# Directions
Please make an exact transcription of the records, keeping the pictures out of it.
◇ ◇ ◇
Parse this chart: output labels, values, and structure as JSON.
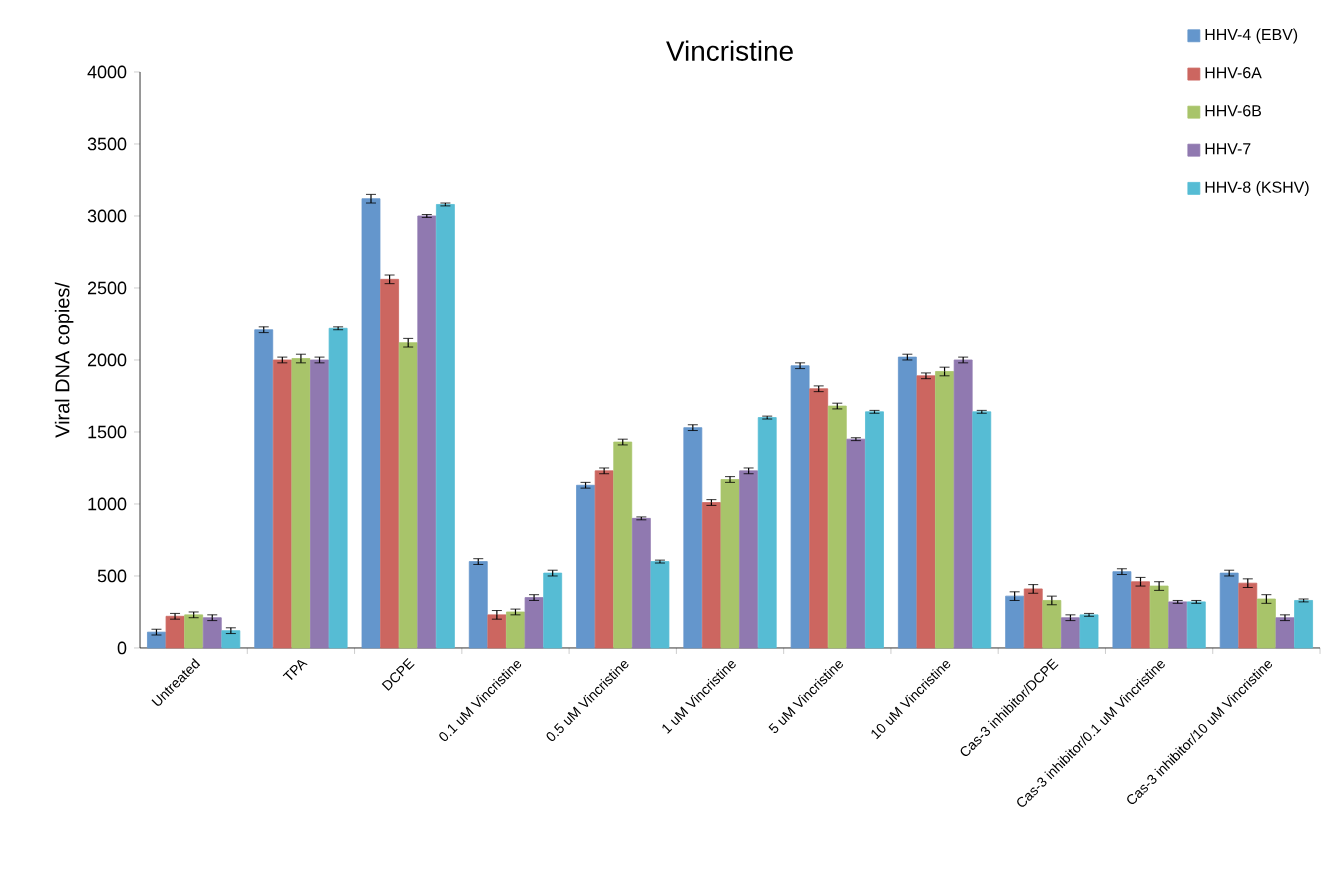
{
  "chart_data": {
    "type": "bar",
    "title": "Vincristine",
    "ylabel": "Viral DNA copies/",
    "categories": [
      "Untreated",
      "TPA",
      "DCPE",
      "0.1 uM Vincristine",
      "0.5 uM Vincristine",
      "1 uM Vincristine",
      "5 uM Vincristine",
      "10 uM Vincristine",
      "Cas-3 inhibitor/DCPE",
      "Cas-3 inhibitor/0.1 uM Vincristine",
      "Cas-3 inhibitor/10 uM Vincristine"
    ],
    "series": [
      {
        "name": "HHV-4 (EBV)",
        "color": "#6496cc",
        "values": [
          110,
          2210,
          3120,
          600,
          1130,
          1530,
          1960,
          2020,
          360,
          530,
          520
        ],
        "errors": [
          20,
          20,
          30,
          20,
          20,
          20,
          20,
          20,
          30,
          20,
          20
        ]
      },
      {
        "name": "HHV-6A",
        "color": "#cc6660",
        "values": [
          220,
          2000,
          2560,
          230,
          1230,
          1010,
          1800,
          1890,
          410,
          460,
          450
        ],
        "errors": [
          20,
          20,
          30,
          30,
          20,
          20,
          20,
          20,
          30,
          30,
          30
        ]
      },
      {
        "name": "HHV-6B",
        "color": "#a8c46a",
        "values": [
          230,
          2010,
          2120,
          250,
          1430,
          1170,
          1680,
          1920,
          330,
          430,
          340
        ],
        "errors": [
          20,
          30,
          30,
          20,
          20,
          20,
          20,
          30,
          30,
          30,
          30
        ]
      },
      {
        "name": "HHV-7",
        "color": "#9079b0",
        "values": [
          210,
          2000,
          3000,
          350,
          900,
          1230,
          1450,
          2000,
          210,
          320,
          210
        ],
        "errors": [
          20,
          20,
          10,
          20,
          10,
          20,
          10,
          20,
          20,
          10,
          20
        ]
      },
      {
        "name": "HHV-8 (KSHV)",
        "color": "#56bcd4",
        "values": [
          120,
          2220,
          3080,
          520,
          600,
          1600,
          1640,
          1640,
          230,
          320,
          330
        ],
        "errors": [
          20,
          10,
          10,
          20,
          10,
          10,
          10,
          10,
          10,
          10,
          10
        ]
      }
    ],
    "ylim": [
      0,
      4000
    ],
    "yticks": [
      0,
      500,
      1000,
      1500,
      2000,
      2500,
      3000,
      3500,
      4000
    ],
    "grid": false,
    "legend": "top right"
  }
}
◇ ◇ ◇
# Task output
Parse this chart: output labels, values, and structure as JSON.
{
  "chart_data": {
    "type": "bar",
    "title": "Vincristine",
    "ylabel": "Viral DNA copies/",
    "categories": [
      "Untreated",
      "TPA",
      "DCPE",
      "0.1 uM Vincristine",
      "0.5 uM Vincristine",
      "1 uM Vincristine",
      "5 uM Vincristine",
      "10 uM Vincristine",
      "Cas-3 inhibitor/DCPE",
      "Cas-3 inhibitor/0.1 uM Vincristine",
      "Cas-3 inhibitor/10 uM Vincristine"
    ],
    "series": [
      {
        "name": "HHV-4 (EBV)",
        "color": "#6496cc",
        "values": [
          110,
          2210,
          3120,
          600,
          1130,
          1530,
          1960,
          2020,
          360,
          530,
          520
        ],
        "errors": [
          20,
          20,
          30,
          20,
          20,
          20,
          20,
          20,
          30,
          20,
          20
        ]
      },
      {
        "name": "HHV-6A",
        "color": "#cc6660",
        "values": [
          220,
          2000,
          2560,
          230,
          1230,
          1010,
          1800,
          1890,
          410,
          460,
          450
        ],
        "errors": [
          20,
          20,
          30,
          30,
          20,
          20,
          20,
          20,
          30,
          30,
          30
        ]
      },
      {
        "name": "HHV-6B",
        "color": "#a8c46a",
        "values": [
          230,
          2010,
          2120,
          250,
          1430,
          1170,
          1680,
          1920,
          330,
          430,
          340
        ],
        "errors": [
          20,
          30,
          30,
          20,
          20,
          20,
          20,
          30,
          30,
          30,
          30
        ]
      },
      {
        "name": "HHV-7",
        "color": "#9079b0",
        "values": [
          210,
          2000,
          3000,
          350,
          900,
          1230,
          1450,
          2000,
          210,
          320,
          210
        ],
        "errors": [
          20,
          20,
          10,
          20,
          10,
          20,
          10,
          20,
          20,
          10,
          20
        ]
      },
      {
        "name": "HHV-8 (KSHV)",
        "color": "#56bcd4",
        "values": [
          120,
          2220,
          3080,
          520,
          600,
          1600,
          1640,
          1640,
          230,
          320,
          330
        ],
        "errors": [
          20,
          10,
          10,
          20,
          10,
          10,
          10,
          10,
          10,
          10,
          10
        ]
      }
    ],
    "ylim": [
      0,
      4000
    ],
    "yticks": [
      0,
      500,
      1000,
      1500,
      2000,
      2500,
      3000,
      3500,
      4000
    ],
    "grid": false,
    "legend": "top right"
  }
}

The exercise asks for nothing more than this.